What follows is a listing to be transcribed exactly.

» **Exercise material**

□ □ □ □ □

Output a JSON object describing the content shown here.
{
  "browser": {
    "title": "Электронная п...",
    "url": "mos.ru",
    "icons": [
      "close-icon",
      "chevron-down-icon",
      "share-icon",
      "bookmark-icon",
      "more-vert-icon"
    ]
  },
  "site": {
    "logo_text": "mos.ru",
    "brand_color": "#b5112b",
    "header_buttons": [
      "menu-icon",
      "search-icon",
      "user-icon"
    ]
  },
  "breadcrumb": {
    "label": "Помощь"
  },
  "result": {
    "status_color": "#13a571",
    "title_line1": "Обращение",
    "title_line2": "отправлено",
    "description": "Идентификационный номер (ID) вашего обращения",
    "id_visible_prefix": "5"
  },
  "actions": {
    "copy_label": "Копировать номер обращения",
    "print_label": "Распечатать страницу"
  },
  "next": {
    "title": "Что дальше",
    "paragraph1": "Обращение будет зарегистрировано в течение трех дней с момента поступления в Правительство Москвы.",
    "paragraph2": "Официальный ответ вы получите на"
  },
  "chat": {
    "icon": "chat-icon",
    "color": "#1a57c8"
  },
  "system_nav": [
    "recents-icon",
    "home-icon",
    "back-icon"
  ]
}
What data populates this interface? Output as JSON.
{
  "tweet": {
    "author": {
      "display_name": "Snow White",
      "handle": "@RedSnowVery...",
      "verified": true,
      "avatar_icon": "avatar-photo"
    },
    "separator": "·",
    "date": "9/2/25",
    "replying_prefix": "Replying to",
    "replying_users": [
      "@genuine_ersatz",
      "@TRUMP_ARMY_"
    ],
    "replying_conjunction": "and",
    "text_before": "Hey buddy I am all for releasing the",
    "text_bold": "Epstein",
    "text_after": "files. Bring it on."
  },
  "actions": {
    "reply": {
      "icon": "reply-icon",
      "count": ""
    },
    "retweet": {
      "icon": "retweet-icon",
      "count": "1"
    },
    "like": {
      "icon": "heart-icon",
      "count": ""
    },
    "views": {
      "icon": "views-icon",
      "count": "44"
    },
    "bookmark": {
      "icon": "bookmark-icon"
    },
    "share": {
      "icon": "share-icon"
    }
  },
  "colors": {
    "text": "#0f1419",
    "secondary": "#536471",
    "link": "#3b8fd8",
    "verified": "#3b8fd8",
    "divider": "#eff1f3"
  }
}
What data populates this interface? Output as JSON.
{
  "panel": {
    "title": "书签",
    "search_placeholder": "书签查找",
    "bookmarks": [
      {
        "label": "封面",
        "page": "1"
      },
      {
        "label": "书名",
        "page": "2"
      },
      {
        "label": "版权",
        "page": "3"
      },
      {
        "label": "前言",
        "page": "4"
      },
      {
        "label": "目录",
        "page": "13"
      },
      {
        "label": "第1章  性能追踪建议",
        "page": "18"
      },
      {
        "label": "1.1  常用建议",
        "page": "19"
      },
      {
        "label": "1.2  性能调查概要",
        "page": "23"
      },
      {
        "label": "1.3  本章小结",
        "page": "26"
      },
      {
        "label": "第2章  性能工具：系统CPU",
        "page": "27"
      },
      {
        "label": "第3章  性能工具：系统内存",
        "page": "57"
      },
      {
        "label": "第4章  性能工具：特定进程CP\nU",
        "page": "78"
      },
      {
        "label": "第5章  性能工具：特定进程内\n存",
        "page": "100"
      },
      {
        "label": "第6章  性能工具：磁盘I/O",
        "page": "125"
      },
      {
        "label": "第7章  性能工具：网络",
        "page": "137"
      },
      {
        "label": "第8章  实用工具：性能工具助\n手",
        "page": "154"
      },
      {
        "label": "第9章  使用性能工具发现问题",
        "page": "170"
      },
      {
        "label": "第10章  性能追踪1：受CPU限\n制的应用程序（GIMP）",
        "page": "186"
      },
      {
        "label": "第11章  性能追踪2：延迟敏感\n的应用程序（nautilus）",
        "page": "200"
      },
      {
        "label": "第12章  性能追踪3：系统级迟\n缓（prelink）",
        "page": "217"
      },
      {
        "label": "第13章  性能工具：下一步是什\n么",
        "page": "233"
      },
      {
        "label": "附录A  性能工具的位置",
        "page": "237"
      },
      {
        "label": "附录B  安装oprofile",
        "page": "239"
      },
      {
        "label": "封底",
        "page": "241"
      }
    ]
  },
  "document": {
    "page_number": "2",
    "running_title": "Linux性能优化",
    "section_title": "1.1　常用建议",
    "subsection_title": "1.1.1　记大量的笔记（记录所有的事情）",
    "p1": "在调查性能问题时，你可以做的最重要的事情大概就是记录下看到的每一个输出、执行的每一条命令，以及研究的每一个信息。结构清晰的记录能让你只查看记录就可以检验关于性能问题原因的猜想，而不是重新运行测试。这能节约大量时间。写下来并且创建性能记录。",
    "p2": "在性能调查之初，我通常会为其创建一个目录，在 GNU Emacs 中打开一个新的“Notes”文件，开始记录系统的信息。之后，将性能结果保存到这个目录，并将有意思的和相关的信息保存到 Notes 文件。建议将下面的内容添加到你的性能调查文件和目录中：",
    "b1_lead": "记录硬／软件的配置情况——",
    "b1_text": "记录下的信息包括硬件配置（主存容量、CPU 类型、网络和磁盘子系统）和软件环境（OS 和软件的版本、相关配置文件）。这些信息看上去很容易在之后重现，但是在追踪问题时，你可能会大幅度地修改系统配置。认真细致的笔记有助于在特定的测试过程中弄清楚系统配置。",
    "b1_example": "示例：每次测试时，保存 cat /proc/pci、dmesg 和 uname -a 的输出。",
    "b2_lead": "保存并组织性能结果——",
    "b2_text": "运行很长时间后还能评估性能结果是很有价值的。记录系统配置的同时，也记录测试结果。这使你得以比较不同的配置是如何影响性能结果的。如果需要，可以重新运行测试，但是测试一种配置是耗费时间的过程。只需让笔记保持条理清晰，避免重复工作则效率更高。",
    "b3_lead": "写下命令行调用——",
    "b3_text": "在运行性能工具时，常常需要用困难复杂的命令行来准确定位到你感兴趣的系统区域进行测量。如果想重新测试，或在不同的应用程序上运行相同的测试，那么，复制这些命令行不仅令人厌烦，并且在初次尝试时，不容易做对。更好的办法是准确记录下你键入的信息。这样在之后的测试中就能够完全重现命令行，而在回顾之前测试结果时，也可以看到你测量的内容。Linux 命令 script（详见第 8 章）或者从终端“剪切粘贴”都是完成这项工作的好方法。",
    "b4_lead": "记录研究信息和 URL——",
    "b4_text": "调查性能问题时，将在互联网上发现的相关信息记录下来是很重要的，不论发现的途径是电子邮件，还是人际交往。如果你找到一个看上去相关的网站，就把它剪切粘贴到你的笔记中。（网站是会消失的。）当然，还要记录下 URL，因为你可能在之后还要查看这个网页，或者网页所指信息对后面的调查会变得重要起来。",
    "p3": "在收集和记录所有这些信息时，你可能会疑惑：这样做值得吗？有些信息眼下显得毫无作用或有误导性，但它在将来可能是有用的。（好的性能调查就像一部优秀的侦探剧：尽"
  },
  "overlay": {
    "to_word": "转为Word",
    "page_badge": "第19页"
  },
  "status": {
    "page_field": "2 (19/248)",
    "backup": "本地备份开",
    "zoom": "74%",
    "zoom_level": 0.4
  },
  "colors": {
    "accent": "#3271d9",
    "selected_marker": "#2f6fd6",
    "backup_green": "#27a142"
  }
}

□ □ □ □ □

» **Response**
Output a JSON object describing the content shown here.
{
  "browser": {
    "title": "Электронная п...",
    "url": "mos.ru",
    "icons": [
      "close-icon",
      "chevron-down-icon",
      "share-icon",
      "bookmark-icon",
      "more-vert-icon"
    ]
  },
  "site": {
    "logo_text": "mos.ru",
    "brand_color": "#b5112b",
    "header_buttons": [
      "menu-icon",
      "search-icon",
      "user-icon"
    ]
  },
  "breadcrumb": {
    "label": "Помощь"
  },
  "result": {
    "status_color": "#13a571",
    "title_line1": "Обращение",
    "title_line2": "отправлено",
    "description": "Идентификационный номер (ID) вашего обращения",
    "id_visible_prefix": "5"
  },
  "actions": {
    "copy_label": "Копировать номер обращения",
    "print_label": "Распечатать страницу"
  },
  "next": {
    "title": "Что дальше",
    "paragraph1": "Обращение будет зарегистрировано в течение трех дней с момента поступления в Правительство Москвы.",
    "paragraph2": "Официальный ответ вы получите на"
  },
  "chat": {
    "icon": "chat-icon",
    "color": "#1a57c8"
  },
  "system_nav": [
    "recents-icon",
    "home-icon",
    "back-icon"
  ]
}
What data populates this interface? Output as JSON.
{
  "tweet": {
    "author": {
      "display_name": "Snow White",
      "handle": "@RedSnowVery...",
      "verified": true,
      "avatar_icon": "avatar-photo"
    },
    "separator": "·",
    "date": "9/2/25",
    "replying_prefix": "Replying to",
    "replying_users": [
      "@genuine_ersatz",
      "@TRUMP_ARMY_"
    ],
    "replying_conjunction": "and",
    "text_before": "Hey buddy I am all for releasing the",
    "text_bold": "Epstein",
    "text_after": "files. Bring it on."
  },
  "actions": {
    "reply": {
      "icon": "reply-icon",
      "count": ""
    },
    "retweet": {
      "icon": "retweet-icon",
      "count": "1"
    },
    "like": {
      "icon": "heart-icon",
      "count": ""
    },
    "views": {
      "icon": "views-icon",
      "count": "44"
    },
    "bookmark": {
      "icon": "bookmark-icon"
    },
    "share": {
      "icon": "share-icon"
    }
  },
  "colors": {
    "text": "#0f1419",
    "secondary": "#536471",
    "link": "#3b8fd8",
    "verified": "#3b8fd8",
    "divider": "#eff1f3"
  }
}
What data populates this interface? Output as JSON.
{
  "panel": {
    "title": "书签",
    "search_placeholder": "书签查找",
    "bookmarks": [
      {
        "label": "封面",
        "page": "1"
      },
      {
        "label": "书名",
        "page": "2"
      },
      {
        "label": "版权",
        "page": "3"
      },
      {
        "label": "前言",
        "page": "4"
      },
      {
        "label": "目录",
        "page": "13"
      },
      {
        "label": "第1章  性能追踪建议",
        "page": "18"
      },
      {
        "label": "1.1  常用建议",
        "page": "19"
      },
      {
        "label": "1.2  性能调查概要",
        "page": "23"
      },
      {
        "label": "1.3  本章小结",
        "page": "26"
      },
      {
        "label": "第2章  性能工具：系统CPU",
        "page": "27"
      },
      {
        "label": "第3章  性能工具：系统内存",
        "page": "57"
      },
      {
        "label": "第4章  性能工具：特定进程CP\nU",
        "page": "78"
      },
      {
        "label": "第5章  性能工具：特定进程内\n存",
        "page": "100"
      },
      {
        "label": "第6章  性能工具：磁盘I/O",
        "page": "125"
      },
      {
        "label": "第7章  性能工具：网络",
        "page": "137"
      },
      {
        "label": "第8章  实用工具：性能工具助\n手",
        "page": "154"
      },
      {
        "label": "第9章  使用性能工具发现问题",
        "page": "170"
      },
      {
        "label": "第10章  性能追踪1：受CPU限\n制的应用程序（GIMP）",
        "page": "186"
      },
      {
        "label": "第11章  性能追踪2：延迟敏感\n的应用程序（nautilus）",
        "page": "200"
      },
      {
        "label": "第12章  性能追踪3：系统级迟\n缓（prelink）",
        "page": "217"
      },
      {
        "label": "第13章  性能工具：下一步是什\n么",
        "page": "233"
      },
      {
        "label": "附录A  性能工具的位置",
        "page": "237"
      },
      {
        "label": "附录B  安装oprofile",
        "page": "239"
      },
      {
        "label": "封底",
        "page": "241"
      }
    ]
  },
  "document": {
    "page_number": "2",
    "running_title": "Linux性能优化",
    "section_title": "1.1　常用建议",
    "subsection_title": "1.1.1　记大量的笔记（记录所有的事情）",
    "p1": "在调查性能问题时，你可以做的最重要的事情大概就是记录下看到的每一个输出、执行的每一条命令，以及研究的每一个信息。结构清晰的记录能让你只查看记录就可以检验关于性能问题原因的猜想，而不是重新运行测试。这能节约大量时间。写下来并且创建性能记录。",
    "p2": "在性能调查之初，我通常会为其创建一个目录，在 GNU Emacs 中打开一个新的“Notes”文件，开始记录系统的信息。之后，将性能结果保存到这个目录，并将有意思的和相关的信息保存到 Notes 文件。建议将下面的内容添加到你的性能调查文件和目录中：",
    "b1_lead": "记录硬／软件的配置情况——",
    "b1_text": "记录下的信息包括硬件配置（主存容量、CPU 类型、网络和磁盘子系统）和软件环境（OS 和软件的版本、相关配置文件）。这些信息看上去很容易在之后重现，但是在追踪问题时，你可能会大幅度地修改系统配置。认真细致的笔记有助于在特定的测试过程中弄清楚系统配置。",
    "b1_example": "示例：每次测试时，保存 cat /proc/pci、dmesg 和 uname -a 的输出。",
    "b2_lead": "保存并组织性能结果——",
    "b2_text": "运行很长时间后还能评估性能结果是很有价值的。记录系统配置的同时，也记录测试结果。这使你得以比较不同的配置是如何影响性能结果的。如果需要，可以重新运行测试，但是测试一种配置是耗费时间的过程。只需让笔记保持条理清晰，避免重复工作则效率更高。",
    "b3_lead": "写下命令行调用——",
    "b3_text": "在运行性能工具时，常常需要用困难复杂的命令行来准确定位到你感兴趣的系统区域进行测量。如果想重新测试，或在不同的应用程序上运行相同的测试，那么，复制这些命令行不仅令人厌烦，并且在初次尝试时，不容易做对。更好的办法是准确记录下你键入的信息。这样在之后的测试中就能够完全重现命令行，而在回顾之前测试结果时，也可以看到你测量的内容。Linux 命令 script（详见第 8 章）或者从终端“剪切粘贴”都是完成这项工作的好方法。",
    "b4_lead": "记录研究信息和 URL——",
    "b4_text": "调查性能问题时，将在互联网上发现的相关信息记录下来是很重要的，不论发现的途径是电子邮件，还是人际交往。如果你找到一个看上去相关的网站，就把它剪切粘贴到你的笔记中。（网站是会消失的。）当然，还要记录下 URL，因为你可能在之后还要查看这个网页，或者网页所指信息对后面的调查会变得重要起来。",
    "p3": "在收集和记录所有这些信息时，你可能会疑惑：这样做值得吗？有些信息眼下显得毫无作用或有误导性，但它在将来可能是有用的。（好的性能调查就像一部优秀的侦探剧：尽"
  },
  "overlay": {
    "to_word": "转为Word",
    "page_badge": "第19页"
  },
  "status": {
    "page_field": "2 (19/248)",
    "backup": "本地备份开",
    "zoom": "74%",
    "zoom_level": 0.4
  },
  "colors": {
    "accent": "#3271d9",
    "selected_marker": "#2f6fd6",
    "backup_green": "#27a142"
  }
}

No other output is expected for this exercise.